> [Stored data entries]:

======

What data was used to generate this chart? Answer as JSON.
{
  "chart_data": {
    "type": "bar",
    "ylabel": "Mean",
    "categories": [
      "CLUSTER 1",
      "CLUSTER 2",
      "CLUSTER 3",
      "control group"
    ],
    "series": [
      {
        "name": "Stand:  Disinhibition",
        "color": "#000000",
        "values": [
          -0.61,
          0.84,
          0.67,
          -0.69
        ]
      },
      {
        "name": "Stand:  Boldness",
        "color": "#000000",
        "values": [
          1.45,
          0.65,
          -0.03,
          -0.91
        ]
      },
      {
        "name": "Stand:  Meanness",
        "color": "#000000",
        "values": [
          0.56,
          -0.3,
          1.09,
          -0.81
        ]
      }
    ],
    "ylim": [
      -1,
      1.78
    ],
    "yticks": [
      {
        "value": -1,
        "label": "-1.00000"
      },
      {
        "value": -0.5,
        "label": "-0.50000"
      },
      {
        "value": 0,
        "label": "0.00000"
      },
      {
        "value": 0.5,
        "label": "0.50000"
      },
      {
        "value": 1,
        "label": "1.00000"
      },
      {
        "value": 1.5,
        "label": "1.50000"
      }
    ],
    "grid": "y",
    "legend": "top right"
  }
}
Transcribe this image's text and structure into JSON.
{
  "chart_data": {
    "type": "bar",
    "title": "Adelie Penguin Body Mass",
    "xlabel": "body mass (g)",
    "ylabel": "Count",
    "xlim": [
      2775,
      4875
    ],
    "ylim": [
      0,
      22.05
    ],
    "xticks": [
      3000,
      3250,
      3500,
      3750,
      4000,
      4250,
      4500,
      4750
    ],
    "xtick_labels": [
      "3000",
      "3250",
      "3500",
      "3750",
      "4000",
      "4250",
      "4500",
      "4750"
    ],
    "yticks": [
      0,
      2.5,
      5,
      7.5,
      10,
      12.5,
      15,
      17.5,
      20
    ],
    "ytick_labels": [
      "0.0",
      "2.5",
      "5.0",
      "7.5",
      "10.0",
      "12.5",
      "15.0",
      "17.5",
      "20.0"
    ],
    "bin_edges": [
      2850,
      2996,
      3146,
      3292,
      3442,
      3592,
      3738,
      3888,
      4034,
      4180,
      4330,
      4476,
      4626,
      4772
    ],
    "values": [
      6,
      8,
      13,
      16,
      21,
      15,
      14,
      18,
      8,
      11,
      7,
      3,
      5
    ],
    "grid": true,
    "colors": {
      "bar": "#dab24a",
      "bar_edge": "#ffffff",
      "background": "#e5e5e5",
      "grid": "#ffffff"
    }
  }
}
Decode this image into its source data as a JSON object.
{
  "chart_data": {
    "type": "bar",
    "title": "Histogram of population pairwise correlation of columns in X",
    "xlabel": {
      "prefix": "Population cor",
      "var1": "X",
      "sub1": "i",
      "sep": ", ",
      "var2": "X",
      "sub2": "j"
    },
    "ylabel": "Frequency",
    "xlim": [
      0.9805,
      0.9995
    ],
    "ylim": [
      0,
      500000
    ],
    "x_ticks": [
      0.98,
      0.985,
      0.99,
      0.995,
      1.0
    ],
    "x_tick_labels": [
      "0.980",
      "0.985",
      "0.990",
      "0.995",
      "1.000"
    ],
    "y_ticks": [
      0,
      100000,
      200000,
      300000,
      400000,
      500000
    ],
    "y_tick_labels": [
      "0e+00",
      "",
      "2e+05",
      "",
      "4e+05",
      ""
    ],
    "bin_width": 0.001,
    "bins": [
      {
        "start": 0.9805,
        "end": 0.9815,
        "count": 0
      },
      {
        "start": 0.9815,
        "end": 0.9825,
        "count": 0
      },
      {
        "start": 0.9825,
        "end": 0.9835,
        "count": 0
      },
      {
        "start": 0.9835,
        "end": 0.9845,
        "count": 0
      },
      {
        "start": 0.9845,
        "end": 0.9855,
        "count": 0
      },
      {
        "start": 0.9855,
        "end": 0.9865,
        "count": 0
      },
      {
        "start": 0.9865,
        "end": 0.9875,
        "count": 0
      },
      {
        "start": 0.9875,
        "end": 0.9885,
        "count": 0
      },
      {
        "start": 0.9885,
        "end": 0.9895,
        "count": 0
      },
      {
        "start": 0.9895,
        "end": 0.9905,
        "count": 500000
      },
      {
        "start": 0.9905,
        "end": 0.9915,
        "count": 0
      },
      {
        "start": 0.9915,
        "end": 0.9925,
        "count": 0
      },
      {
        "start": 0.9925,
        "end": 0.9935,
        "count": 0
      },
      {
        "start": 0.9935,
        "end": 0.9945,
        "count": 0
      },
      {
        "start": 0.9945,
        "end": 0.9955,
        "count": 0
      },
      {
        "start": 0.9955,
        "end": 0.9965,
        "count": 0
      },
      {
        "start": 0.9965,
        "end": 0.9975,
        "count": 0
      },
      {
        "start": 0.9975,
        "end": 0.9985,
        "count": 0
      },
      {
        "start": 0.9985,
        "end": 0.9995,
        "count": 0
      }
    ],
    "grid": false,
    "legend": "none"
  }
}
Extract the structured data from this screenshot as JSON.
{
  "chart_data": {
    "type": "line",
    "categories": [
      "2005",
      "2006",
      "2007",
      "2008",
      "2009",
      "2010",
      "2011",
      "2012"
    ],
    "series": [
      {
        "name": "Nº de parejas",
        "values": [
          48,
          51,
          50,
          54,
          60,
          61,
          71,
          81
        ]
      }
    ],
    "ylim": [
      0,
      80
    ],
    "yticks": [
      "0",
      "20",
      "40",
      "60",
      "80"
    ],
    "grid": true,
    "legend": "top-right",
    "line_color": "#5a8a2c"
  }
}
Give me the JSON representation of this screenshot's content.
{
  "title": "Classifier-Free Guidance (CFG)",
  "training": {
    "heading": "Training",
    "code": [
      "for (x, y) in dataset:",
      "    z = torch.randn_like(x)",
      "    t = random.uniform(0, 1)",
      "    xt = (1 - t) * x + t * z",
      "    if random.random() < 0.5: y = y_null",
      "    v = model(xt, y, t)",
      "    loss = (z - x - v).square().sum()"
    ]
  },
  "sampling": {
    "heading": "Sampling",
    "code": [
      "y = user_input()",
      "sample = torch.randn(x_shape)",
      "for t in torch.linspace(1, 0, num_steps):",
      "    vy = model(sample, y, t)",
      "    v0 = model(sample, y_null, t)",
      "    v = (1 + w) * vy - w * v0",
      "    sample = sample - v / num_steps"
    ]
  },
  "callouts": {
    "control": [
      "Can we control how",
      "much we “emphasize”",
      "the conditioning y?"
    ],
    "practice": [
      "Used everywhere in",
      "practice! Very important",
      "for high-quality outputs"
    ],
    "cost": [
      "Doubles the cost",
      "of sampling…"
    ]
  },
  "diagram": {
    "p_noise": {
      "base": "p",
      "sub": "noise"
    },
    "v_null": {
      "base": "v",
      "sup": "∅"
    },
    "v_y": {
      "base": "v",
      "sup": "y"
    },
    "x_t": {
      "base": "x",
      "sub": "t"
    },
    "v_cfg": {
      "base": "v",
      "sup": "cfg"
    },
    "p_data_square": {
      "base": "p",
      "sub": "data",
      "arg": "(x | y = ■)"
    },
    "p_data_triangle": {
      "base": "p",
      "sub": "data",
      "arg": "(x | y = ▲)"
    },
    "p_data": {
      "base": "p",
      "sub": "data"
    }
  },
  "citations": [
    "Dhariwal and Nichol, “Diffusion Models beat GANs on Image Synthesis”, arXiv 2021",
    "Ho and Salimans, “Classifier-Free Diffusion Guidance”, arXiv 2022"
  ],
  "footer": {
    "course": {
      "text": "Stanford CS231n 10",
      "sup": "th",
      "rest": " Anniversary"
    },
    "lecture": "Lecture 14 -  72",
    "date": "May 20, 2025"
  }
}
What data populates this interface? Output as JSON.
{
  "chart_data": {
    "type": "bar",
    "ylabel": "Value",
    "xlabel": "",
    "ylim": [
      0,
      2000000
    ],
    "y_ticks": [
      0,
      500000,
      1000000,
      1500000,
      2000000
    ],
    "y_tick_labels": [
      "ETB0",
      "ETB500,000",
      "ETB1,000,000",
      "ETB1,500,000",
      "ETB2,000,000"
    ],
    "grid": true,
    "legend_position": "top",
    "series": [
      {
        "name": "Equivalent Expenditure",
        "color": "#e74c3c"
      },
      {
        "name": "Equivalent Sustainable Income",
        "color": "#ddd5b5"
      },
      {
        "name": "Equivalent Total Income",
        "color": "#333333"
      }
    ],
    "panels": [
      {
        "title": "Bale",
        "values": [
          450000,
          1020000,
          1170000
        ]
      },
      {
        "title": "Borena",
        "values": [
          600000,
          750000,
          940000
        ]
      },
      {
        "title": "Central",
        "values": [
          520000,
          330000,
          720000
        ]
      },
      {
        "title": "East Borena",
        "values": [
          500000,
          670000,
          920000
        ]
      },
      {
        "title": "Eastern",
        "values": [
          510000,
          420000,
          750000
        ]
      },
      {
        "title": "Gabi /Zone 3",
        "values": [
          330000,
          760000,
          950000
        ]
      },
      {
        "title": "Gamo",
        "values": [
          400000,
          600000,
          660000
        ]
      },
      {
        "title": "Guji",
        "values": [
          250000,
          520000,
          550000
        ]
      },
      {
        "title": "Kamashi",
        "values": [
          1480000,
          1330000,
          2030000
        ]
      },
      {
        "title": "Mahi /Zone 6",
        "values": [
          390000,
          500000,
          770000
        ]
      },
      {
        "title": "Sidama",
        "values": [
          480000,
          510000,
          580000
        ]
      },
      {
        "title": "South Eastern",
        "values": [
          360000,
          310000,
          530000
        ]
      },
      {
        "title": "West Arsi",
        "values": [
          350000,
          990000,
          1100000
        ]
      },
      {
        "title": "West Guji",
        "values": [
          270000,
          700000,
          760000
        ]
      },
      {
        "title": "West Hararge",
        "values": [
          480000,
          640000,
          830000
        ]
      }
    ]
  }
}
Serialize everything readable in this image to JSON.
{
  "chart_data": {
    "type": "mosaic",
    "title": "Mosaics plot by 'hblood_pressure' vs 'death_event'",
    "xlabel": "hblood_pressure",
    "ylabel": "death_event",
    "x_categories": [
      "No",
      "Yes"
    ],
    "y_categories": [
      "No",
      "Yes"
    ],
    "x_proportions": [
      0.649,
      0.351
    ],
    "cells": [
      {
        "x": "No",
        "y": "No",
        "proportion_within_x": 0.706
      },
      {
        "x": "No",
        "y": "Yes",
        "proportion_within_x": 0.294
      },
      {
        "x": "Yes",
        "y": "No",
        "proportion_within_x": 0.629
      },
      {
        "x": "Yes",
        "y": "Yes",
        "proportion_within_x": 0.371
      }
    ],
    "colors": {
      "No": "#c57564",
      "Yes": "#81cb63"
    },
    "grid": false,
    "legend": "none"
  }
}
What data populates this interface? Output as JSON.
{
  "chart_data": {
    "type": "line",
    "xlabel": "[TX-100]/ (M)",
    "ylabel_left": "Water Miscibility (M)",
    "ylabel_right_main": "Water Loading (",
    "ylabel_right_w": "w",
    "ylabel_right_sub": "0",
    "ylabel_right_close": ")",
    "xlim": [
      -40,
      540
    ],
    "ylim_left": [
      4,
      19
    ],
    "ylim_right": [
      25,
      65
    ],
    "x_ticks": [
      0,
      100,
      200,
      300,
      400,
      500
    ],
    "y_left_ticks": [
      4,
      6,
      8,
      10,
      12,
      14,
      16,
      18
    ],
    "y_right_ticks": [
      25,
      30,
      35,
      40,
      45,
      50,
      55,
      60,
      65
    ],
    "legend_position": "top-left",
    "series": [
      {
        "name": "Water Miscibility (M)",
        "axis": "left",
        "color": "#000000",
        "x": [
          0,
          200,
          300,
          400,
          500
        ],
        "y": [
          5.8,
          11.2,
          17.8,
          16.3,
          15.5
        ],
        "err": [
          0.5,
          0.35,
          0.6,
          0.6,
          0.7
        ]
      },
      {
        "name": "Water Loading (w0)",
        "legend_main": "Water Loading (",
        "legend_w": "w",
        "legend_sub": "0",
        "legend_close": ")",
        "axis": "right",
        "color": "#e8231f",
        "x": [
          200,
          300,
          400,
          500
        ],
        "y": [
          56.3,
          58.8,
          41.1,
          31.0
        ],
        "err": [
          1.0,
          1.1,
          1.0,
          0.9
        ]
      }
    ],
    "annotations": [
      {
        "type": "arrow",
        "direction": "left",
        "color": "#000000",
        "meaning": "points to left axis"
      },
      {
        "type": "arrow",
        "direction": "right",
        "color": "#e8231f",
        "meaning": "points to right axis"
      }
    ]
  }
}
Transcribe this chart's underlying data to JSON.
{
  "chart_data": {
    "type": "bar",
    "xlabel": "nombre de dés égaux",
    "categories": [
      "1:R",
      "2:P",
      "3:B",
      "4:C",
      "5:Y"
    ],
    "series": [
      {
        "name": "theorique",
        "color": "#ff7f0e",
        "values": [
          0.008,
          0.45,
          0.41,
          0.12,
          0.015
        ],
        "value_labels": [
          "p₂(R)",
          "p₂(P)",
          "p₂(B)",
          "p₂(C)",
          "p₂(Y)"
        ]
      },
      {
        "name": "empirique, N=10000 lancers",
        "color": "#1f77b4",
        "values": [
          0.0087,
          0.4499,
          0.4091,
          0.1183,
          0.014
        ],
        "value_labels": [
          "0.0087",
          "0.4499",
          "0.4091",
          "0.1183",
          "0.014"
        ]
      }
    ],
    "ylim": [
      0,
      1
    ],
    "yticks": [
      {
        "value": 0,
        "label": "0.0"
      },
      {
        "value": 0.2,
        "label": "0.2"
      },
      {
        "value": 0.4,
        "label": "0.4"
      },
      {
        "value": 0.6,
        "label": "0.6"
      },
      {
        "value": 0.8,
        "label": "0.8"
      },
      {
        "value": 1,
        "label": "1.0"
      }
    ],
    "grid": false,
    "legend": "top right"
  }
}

======

Find the lines above that contain the word "Stand" and collect them.

> [Task response]:
        "name": "Stand:  Disinhibition",
        "name": "Stand:  Boldness",
        "name": "Stand:  Meanness",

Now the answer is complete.